RECORDED DATA:
══════════

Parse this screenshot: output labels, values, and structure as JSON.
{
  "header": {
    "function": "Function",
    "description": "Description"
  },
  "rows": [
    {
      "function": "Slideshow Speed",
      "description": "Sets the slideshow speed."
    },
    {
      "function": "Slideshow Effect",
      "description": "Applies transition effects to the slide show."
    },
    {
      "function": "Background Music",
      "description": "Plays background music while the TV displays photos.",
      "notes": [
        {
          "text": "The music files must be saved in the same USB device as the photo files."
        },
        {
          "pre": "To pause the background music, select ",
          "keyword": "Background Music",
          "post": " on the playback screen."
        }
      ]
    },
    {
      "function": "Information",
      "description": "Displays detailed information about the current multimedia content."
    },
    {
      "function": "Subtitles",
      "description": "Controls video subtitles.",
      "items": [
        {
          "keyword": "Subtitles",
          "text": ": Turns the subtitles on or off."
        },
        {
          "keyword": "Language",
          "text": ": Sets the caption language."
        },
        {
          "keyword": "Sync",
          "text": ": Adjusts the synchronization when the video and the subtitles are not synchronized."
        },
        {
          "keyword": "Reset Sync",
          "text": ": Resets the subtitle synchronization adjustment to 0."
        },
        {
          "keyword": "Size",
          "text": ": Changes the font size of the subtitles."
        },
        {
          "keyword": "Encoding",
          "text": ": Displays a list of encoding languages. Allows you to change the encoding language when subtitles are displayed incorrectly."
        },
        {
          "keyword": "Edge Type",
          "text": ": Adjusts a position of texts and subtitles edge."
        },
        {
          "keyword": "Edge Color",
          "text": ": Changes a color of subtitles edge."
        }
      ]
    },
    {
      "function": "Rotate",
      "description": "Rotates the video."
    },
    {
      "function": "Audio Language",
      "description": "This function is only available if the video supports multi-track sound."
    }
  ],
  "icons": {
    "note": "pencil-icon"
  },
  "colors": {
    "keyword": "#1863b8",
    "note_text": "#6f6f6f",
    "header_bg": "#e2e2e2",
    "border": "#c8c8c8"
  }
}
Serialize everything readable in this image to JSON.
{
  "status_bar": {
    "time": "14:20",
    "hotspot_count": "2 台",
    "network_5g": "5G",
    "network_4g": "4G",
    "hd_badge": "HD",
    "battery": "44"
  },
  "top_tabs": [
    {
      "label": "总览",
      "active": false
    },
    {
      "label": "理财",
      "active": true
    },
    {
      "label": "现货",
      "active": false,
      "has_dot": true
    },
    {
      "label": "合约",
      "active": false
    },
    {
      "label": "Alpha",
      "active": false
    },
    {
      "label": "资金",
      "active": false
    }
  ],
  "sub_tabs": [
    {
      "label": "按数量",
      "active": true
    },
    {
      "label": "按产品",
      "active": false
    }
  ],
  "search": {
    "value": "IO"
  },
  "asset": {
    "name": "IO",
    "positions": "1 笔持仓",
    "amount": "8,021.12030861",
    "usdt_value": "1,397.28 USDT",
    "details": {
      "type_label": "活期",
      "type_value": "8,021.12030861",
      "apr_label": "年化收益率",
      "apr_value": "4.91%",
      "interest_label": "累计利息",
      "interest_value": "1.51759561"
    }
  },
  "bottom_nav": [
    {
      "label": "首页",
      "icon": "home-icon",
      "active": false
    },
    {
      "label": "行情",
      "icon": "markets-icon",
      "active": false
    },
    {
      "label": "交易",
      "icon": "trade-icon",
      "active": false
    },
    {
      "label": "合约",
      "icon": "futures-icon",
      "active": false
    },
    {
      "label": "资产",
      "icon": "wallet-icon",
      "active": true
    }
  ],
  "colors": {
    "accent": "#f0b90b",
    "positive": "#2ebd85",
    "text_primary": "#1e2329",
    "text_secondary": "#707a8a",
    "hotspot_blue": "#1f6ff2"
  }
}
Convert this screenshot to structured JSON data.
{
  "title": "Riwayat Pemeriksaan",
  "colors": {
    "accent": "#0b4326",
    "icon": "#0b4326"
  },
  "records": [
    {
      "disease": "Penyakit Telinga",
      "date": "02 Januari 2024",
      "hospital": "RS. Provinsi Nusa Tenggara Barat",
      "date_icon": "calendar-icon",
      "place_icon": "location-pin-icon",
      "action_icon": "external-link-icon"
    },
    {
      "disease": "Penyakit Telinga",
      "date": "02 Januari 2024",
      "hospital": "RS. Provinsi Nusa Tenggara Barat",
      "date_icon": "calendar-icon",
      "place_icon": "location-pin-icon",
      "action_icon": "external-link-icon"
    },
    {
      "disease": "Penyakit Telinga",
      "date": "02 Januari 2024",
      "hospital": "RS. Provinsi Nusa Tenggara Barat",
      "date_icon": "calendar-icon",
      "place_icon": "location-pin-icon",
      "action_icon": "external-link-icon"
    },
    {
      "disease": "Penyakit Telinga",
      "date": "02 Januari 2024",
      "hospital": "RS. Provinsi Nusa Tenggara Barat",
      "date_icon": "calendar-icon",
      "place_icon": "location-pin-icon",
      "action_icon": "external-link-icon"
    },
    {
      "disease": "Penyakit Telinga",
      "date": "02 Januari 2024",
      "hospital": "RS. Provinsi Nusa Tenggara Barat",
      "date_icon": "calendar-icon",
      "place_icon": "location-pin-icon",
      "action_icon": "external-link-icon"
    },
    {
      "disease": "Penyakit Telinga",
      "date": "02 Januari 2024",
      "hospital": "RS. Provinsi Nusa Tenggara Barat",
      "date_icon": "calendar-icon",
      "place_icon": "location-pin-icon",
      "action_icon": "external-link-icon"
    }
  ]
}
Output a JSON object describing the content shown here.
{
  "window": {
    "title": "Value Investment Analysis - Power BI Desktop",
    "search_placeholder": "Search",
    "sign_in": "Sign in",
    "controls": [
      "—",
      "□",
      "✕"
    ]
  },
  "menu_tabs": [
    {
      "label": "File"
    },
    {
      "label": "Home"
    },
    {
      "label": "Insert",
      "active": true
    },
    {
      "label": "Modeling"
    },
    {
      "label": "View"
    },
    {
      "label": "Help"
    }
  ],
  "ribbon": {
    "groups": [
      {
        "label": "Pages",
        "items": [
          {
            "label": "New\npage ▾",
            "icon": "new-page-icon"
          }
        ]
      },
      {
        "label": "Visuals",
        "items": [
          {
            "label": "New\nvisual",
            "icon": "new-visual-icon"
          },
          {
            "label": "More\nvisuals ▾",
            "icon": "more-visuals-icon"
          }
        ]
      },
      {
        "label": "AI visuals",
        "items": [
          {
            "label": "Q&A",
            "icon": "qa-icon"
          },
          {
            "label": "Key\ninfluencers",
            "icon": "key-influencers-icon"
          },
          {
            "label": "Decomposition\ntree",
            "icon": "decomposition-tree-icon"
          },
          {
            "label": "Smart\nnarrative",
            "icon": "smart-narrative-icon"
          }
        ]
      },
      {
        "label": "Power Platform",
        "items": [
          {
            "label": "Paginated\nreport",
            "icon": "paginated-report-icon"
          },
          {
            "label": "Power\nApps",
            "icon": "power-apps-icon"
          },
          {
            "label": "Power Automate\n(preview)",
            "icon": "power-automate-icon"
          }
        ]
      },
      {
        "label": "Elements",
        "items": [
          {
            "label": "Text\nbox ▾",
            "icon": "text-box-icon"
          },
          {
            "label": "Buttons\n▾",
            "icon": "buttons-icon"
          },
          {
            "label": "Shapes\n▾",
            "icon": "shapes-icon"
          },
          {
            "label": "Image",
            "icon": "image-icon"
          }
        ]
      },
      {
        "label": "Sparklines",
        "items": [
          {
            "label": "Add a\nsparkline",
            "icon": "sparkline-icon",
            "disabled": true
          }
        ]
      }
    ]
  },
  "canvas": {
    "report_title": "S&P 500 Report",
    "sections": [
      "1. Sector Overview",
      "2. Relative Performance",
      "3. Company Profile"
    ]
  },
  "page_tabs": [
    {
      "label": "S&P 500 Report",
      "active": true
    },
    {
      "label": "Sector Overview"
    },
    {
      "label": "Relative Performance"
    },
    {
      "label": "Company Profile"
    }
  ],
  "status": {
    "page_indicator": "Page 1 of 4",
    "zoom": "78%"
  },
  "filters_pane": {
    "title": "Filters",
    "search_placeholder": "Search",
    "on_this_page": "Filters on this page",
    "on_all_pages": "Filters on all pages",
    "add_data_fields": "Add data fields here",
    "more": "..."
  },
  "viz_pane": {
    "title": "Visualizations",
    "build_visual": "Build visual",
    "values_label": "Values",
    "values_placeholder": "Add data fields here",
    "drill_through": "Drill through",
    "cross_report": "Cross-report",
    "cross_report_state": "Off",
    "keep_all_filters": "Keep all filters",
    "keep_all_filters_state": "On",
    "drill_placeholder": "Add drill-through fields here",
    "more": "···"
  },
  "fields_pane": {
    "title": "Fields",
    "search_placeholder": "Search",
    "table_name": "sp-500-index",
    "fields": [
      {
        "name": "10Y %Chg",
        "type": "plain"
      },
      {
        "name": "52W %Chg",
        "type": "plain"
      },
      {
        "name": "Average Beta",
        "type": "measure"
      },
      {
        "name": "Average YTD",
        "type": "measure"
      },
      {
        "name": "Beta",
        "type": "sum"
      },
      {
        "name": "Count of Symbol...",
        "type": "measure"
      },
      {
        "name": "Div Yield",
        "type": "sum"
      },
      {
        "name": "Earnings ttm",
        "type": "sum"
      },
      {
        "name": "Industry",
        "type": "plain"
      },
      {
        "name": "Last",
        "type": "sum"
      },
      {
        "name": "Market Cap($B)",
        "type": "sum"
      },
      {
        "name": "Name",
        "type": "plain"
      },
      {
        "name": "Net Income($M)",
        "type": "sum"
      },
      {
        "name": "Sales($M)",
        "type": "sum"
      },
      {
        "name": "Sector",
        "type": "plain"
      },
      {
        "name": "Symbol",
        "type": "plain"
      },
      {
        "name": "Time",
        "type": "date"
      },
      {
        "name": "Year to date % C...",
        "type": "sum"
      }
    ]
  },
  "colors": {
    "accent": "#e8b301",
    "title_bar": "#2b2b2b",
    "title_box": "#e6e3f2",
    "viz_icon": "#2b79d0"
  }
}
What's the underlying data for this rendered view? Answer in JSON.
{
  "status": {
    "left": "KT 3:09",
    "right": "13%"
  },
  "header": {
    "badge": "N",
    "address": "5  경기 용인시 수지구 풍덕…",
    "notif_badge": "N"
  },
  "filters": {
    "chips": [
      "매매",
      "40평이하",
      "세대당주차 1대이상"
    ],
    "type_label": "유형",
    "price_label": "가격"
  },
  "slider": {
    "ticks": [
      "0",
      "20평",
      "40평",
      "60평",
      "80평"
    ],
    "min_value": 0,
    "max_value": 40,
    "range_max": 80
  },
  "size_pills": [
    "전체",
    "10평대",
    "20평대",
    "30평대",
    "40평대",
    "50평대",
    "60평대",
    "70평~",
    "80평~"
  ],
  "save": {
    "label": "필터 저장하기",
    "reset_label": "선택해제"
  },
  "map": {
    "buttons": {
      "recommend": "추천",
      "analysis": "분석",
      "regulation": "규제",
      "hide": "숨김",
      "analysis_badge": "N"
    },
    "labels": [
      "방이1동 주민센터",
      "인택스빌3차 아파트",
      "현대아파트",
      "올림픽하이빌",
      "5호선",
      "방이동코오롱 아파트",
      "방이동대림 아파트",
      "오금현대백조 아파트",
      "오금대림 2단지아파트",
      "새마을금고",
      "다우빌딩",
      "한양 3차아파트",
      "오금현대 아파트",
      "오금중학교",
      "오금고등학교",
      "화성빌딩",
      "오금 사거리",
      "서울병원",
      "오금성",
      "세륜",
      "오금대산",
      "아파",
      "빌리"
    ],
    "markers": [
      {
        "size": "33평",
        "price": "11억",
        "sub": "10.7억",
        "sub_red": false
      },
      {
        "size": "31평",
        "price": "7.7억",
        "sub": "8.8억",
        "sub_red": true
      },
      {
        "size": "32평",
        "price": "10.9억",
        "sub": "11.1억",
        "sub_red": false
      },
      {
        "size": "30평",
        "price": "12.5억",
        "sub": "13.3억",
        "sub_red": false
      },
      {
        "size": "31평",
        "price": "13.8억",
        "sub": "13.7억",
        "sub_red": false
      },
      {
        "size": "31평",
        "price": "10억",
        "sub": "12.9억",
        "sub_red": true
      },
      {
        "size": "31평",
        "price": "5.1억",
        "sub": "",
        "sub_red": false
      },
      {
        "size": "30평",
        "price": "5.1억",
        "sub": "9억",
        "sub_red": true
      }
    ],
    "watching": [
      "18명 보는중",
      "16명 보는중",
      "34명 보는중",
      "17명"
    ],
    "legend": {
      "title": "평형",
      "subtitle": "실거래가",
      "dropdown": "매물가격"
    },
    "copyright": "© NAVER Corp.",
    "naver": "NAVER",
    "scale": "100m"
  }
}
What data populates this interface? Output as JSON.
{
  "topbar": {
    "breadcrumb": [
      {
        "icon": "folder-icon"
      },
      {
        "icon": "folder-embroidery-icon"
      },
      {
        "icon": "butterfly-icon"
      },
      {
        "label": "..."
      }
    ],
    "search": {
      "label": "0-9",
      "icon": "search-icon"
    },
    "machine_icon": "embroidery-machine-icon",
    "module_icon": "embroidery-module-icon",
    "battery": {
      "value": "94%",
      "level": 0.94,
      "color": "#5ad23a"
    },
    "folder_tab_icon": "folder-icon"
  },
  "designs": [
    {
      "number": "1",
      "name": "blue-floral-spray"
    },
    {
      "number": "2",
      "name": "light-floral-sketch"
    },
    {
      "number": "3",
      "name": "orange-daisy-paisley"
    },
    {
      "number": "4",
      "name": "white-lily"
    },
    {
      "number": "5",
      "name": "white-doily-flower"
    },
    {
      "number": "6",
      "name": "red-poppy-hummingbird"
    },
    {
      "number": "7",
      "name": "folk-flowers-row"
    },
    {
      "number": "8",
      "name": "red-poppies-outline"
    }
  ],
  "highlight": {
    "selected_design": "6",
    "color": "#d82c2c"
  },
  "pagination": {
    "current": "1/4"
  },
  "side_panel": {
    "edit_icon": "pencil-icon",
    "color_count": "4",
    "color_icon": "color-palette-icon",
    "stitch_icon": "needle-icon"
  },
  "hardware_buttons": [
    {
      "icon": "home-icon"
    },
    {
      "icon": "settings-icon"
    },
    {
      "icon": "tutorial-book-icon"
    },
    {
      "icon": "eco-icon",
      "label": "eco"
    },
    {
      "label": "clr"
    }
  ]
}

══════════

Look through the data above. Each line containing the word "JSON" needs to be copied.

Parse this screenshot: output labels, values, and structure as JSON.
Serialize everything readable in this image to JSON.
Convert this screenshot to structured JSON data.
Output a JSON object describing the content shown here.
What's the underlying data for this rendered view? Answer in JSON.
What data populates this interface? Output as JSON.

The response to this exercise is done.